**PROVIDED DATA**
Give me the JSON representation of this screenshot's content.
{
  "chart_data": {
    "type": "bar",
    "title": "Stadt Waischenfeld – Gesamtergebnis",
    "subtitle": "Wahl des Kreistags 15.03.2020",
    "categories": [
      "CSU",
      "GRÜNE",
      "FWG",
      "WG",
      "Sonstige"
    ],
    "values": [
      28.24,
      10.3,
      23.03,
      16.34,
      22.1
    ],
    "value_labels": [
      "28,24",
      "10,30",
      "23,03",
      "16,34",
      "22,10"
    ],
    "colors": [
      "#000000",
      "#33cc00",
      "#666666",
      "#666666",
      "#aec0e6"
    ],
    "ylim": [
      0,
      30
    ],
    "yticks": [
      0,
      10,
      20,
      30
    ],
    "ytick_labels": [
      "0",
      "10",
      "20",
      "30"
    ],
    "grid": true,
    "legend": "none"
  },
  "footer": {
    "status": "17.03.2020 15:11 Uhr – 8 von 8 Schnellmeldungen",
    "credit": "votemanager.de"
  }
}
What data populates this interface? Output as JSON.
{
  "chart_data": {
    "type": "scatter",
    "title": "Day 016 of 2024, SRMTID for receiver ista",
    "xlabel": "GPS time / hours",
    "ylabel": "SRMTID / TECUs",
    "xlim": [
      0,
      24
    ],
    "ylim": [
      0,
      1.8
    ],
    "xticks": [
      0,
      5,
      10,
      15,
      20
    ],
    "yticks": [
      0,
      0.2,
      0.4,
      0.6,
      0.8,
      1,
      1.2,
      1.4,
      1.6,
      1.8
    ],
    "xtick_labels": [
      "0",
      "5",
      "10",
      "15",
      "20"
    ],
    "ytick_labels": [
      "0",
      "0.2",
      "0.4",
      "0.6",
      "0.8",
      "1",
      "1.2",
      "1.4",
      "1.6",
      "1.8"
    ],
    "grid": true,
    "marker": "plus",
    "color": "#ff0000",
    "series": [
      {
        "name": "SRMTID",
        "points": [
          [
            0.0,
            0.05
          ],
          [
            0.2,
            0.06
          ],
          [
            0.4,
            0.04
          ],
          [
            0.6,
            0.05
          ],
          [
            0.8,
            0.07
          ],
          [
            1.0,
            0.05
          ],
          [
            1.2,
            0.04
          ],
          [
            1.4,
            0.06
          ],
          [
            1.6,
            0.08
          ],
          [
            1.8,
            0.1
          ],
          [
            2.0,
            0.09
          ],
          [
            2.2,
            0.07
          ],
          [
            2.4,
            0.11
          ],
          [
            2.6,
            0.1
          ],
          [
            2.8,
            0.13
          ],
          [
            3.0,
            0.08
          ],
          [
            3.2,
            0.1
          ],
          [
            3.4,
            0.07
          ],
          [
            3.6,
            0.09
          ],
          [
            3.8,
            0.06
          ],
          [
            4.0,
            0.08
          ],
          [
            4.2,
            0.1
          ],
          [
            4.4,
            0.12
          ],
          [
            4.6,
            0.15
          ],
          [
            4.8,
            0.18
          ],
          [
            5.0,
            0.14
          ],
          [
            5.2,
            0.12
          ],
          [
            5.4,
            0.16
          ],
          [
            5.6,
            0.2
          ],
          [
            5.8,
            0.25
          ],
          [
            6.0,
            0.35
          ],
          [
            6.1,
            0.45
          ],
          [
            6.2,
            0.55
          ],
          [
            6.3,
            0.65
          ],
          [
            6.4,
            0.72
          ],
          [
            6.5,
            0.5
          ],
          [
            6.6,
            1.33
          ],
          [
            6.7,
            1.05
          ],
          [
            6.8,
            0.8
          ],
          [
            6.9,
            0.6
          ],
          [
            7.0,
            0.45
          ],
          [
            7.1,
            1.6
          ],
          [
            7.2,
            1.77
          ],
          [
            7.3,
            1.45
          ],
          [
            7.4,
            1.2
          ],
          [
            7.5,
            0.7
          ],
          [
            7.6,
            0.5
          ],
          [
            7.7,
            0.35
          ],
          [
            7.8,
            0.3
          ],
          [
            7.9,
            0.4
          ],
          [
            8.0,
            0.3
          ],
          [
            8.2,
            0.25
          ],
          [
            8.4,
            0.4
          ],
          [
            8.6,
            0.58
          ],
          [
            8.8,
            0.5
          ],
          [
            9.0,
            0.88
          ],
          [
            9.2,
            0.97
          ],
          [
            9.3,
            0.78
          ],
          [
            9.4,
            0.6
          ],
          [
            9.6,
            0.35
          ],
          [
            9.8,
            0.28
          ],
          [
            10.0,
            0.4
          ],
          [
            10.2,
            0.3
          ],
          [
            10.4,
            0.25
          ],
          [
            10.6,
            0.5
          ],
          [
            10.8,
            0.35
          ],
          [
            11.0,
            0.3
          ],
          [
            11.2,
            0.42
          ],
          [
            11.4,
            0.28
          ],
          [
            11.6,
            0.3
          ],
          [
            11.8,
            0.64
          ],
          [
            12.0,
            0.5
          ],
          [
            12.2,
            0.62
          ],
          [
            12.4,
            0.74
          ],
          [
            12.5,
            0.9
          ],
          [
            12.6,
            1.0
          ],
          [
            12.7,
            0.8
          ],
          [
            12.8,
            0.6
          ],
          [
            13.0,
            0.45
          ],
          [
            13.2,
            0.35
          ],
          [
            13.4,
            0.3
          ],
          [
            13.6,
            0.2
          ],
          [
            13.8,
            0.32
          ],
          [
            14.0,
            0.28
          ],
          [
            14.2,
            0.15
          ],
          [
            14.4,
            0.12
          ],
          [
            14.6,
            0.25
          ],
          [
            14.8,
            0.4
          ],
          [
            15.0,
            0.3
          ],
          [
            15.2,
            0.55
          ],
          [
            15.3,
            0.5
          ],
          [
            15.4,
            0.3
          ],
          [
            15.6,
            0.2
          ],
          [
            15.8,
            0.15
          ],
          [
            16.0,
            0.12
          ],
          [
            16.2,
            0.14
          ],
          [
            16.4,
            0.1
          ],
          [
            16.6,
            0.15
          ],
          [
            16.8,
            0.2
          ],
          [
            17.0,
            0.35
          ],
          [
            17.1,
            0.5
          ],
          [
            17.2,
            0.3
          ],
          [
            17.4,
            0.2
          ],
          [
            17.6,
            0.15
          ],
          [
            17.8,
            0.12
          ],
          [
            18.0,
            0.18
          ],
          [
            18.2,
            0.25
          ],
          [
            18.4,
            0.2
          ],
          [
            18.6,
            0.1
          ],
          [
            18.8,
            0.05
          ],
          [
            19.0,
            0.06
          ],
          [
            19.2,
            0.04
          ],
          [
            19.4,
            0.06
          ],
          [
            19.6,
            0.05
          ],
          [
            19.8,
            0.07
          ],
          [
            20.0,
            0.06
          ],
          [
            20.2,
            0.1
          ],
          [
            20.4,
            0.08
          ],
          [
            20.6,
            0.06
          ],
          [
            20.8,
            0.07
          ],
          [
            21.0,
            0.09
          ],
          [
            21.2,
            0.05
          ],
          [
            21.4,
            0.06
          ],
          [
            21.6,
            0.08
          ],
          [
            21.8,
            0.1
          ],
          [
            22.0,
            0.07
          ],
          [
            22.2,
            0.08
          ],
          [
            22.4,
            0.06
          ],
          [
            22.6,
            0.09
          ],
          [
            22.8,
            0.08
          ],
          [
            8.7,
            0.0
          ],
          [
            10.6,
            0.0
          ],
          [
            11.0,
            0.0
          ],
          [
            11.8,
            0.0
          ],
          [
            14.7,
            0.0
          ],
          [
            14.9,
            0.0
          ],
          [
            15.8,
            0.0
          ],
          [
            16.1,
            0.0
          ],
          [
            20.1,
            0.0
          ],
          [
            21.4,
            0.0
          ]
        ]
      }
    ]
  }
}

**EXERCISE DESCRIPTION**
Reproduce every line of the material above exactly.

**SOLUTION**
Give me the JSON representation of this screenshot's content.
{
  "chart_data": {
    "type": "bar",
    "title": "Stadt Waischenfeld – Gesamtergebnis",
    "subtitle": "Wahl des Kreistags 15.03.2020",
    "categories": [
      "CSU",
      "GRÜNE",
      "FWG",
      "WG",
      "Sonstige"
    ],
    "values": [
      28.24,
      10.3,
      23.03,
      16.34,
      22.1
    ],
    "value_labels": [
      "28,24",
      "10,30",
      "23,03",
      "16,34",
      "22,10"
    ],
    "colors": [
      "#000000",
      "#33cc00",
      "#666666",
      "#666666",
      "#aec0e6"
    ],
    "ylim": [
      0,
      30
    ],
    "yticks": [
      0,
      10,
      20,
      30
    ],
    "ytick_labels": [
      "0",
      "10",
      "20",
      "30"
    ],
    "grid": true,
    "legend": "none"
  },
  "footer": {
    "status": "17.03.2020 15:11 Uhr – 8 von 8 Schnellmeldungen",
    "credit": "votemanager.de"
  }
}
What data populates this interface? Output as JSON.
{
  "chart_data": {
    "type": "scatter",
    "title": "Day 016 of 2024, SRMTID for receiver ista",
    "xlabel": "GPS time / hours",
    "ylabel": "SRMTID / TECUs",
    "xlim": [
      0,
      24
    ],
    "ylim": [
      0,
      1.8
    ],
    "xticks": [
      0,
      5,
      10,
      15,
      20
    ],
    "yticks": [
      0,
      0.2,
      0.4,
      0.6,
      0.8,
      1,
      1.2,
      1.4,
      1.6,
      1.8
    ],
    "xtick_labels": [
      "0",
      "5",
      "10",
      "15",
      "20"
    ],
    "ytick_labels": [
      "0",
      "0.2",
      "0.4",
      "0.6",
      "0.8",
      "1",
      "1.2",
      "1.4",
      "1.6",
      "1.8"
    ],
    "grid": true,
    "marker": "plus",
    "color": "#ff0000",
    "series": [
      {
        "name": "SRMTID",
        "points": [
          [
            0.0,
            0.05
          ],
          [
            0.2,
            0.06
          ],
          [
            0.4,
            0.04
          ],
          [
            0.6,
            0.05
          ],
          [
            0.8,
            0.07
          ],
          [
            1.0,
            0.05
          ],
          [
            1.2,
            0.04
          ],
          [
            1.4,
            0.06
          ],
          [
            1.6,
            0.08
          ],
          [
            1.8,
            0.1
          ],
          [
            2.0,
            0.09
          ],
          [
            2.2,
            0.07
          ],
          [
            2.4,
            0.11
          ],
          [
            2.6,
            0.1
          ],
          [
            2.8,
            0.13
          ],
          [
            3.0,
            0.08
          ],
          [
            3.2,
            0.1
          ],
          [
            3.4,
            0.07
          ],
          [
            3.6,
            0.09
          ],
          [
            3.8,
            0.06
          ],
          [
            4.0,
            0.08
          ],
          [
            4.2,
            0.1
          ],
          [
            4.4,
            0.12
          ],
          [
            4.6,
            0.15
          ],
          [
            4.8,
            0.18
          ],
          [
            5.0,
            0.14
          ],
          [
            5.2,
            0.12
          ],
          [
            5.4,
            0.16
          ],
          [
            5.6,
            0.2
          ],
          [
            5.8,
            0.25
          ],
          [
            6.0,
            0.35
          ],
          [
            6.1,
            0.45
          ],
          [
            6.2,
            0.55
          ],
          [
            6.3,
            0.65
          ],
          [
            6.4,
            0.72
          ],
          [
            6.5,
            0.5
          ],
          [
            6.6,
            1.33
          ],
          [
            6.7,
            1.05
          ],
          [
            6.8,
            0.8
          ],
          [
            6.9,
            0.6
          ],
          [
            7.0,
            0.45
          ],
          [
            7.1,
            1.6
          ],
          [
            7.2,
            1.77
          ],
          [
            7.3,
            1.45
          ],
          [
            7.4,
            1.2
          ],
          [
            7.5,
            0.7
          ],
          [
            7.6,
            0.5
          ],
          [
            7.7,
            0.35
          ],
          [
            7.8,
            0.3
          ],
          [
            7.9,
            0.4
          ],
          [
            8.0,
            0.3
          ],
          [
            8.2,
            0.25
          ],
          [
            8.4,
            0.4
          ],
          [
            8.6,
            0.58
          ],
          [
            8.8,
            0.5
          ],
          [
            9.0,
            0.88
          ],
          [
            9.2,
            0.97
          ],
          [
            9.3,
            0.78
          ],
          [
            9.4,
            0.6
          ],
          [
            9.6,
            0.35
          ],
          [
            9.8,
            0.28
          ],
          [
            10.0,
            0.4
          ],
          [
            10.2,
            0.3
          ],
          [
            10.4,
            0.25
          ],
          [
            10.6,
            0.5
          ],
          [
            10.8,
            0.35
          ],
          [
            11.0,
            0.3
          ],
          [
            11.2,
            0.42
          ],
          [
            11.4,
            0.28
          ],
          [
            11.6,
            0.3
          ],
          [
            11.8,
            0.64
          ],
          [
            12.0,
            0.5
          ],
          [
            12.2,
            0.62
          ],
          [
            12.4,
            0.74
          ],
          [
            12.5,
            0.9
          ],
          [
            12.6,
            1.0
          ],
          [
            12.7,
            0.8
          ],
          [
            12.8,
            0.6
          ],
          [
            13.0,
            0.45
          ],
          [
            13.2,
            0.35
          ],
          [
            13.4,
            0.3
          ],
          [
            13.6,
            0.2
          ],
          [
            13.8,
            0.32
          ],
          [
            14.0,
            0.28
          ],
          [
            14.2,
            0.15
          ],
          [
            14.4,
            0.12
          ],
          [
            14.6,
            0.25
          ],
          [
            14.8,
            0.4
          ],
          [
            15.0,
            0.3
          ],
          [
            15.2,
            0.55
          ],
          [
            15.3,
            0.5
          ],
          [
            15.4,
            0.3
          ],
          [
            15.6,
            0.2
          ],
          [
            15.8,
            0.15
          ],
          [
            16.0,
            0.12
          ],
          [
            16.2,
            0.14
          ],
          [
            16.4,
            0.1
          ],
          [
            16.6,
            0.15
          ],
          [
            16.8,
            0.2
          ],
          [
            17.0,
            0.35
          ],
          [
            17.1,
            0.5
          ],
          [
            17.2,
            0.3
          ],
          [
            17.4,
            0.2
          ],
          [
            17.6,
            0.15
          ],
          [
            17.8,
            0.12
          ],
          [
            18.0,
            0.18
          ],
          [
            18.2,
            0.25
          ],
          [
            18.4,
            0.2
          ],
          [
            18.6,
            0.1
          ],
          [
            18.8,
            0.05
          ],
          [
            19.0,
            0.06
          ],
          [
            19.2,
            0.04
          ],
          [
            19.4,
            0.06
          ],
          [
            19.6,
            0.05
          ],
          [
            19.8,
            0.07
          ],
          [
            20.0,
            0.06
          ],
          [
            20.2,
            0.1
          ],
          [
            20.4,
            0.08
          ],
          [
            20.6,
            0.06
          ],
          [
            20.8,
            0.07
          ],
          [
            21.0,
            0.09
          ],
          [
            21.2,
            0.05
          ],
          [
            21.4,
            0.06
          ],
          [
            21.6,
            0.08
          ],
          [
            21.8,
            0.1
          ],
          [
            22.0,
            0.07
          ],
          [
            22.2,
            0.08
          ],
          [
            22.4,
            0.06
          ],
          [
            22.6,
            0.09
          ],
          [
            22.8,
            0.08
          ],
          [
            8.7,
            0.0
          ],
          [
            10.6,
            0.0
          ],
          [
            11.0,
            0.0
          ],
          [
            11.8,
            0.0
          ],
          [
            14.7,
            0.0
          ],
          [
            14.9,
            0.0
          ],
          [
            15.8,
            0.0
          ],
          [
            16.1,
            0.0
          ],
          [
            20.1,
            0.0
          ],
          [
            21.4,
            0.0
          ]
        ]
      }
    ]
  }
}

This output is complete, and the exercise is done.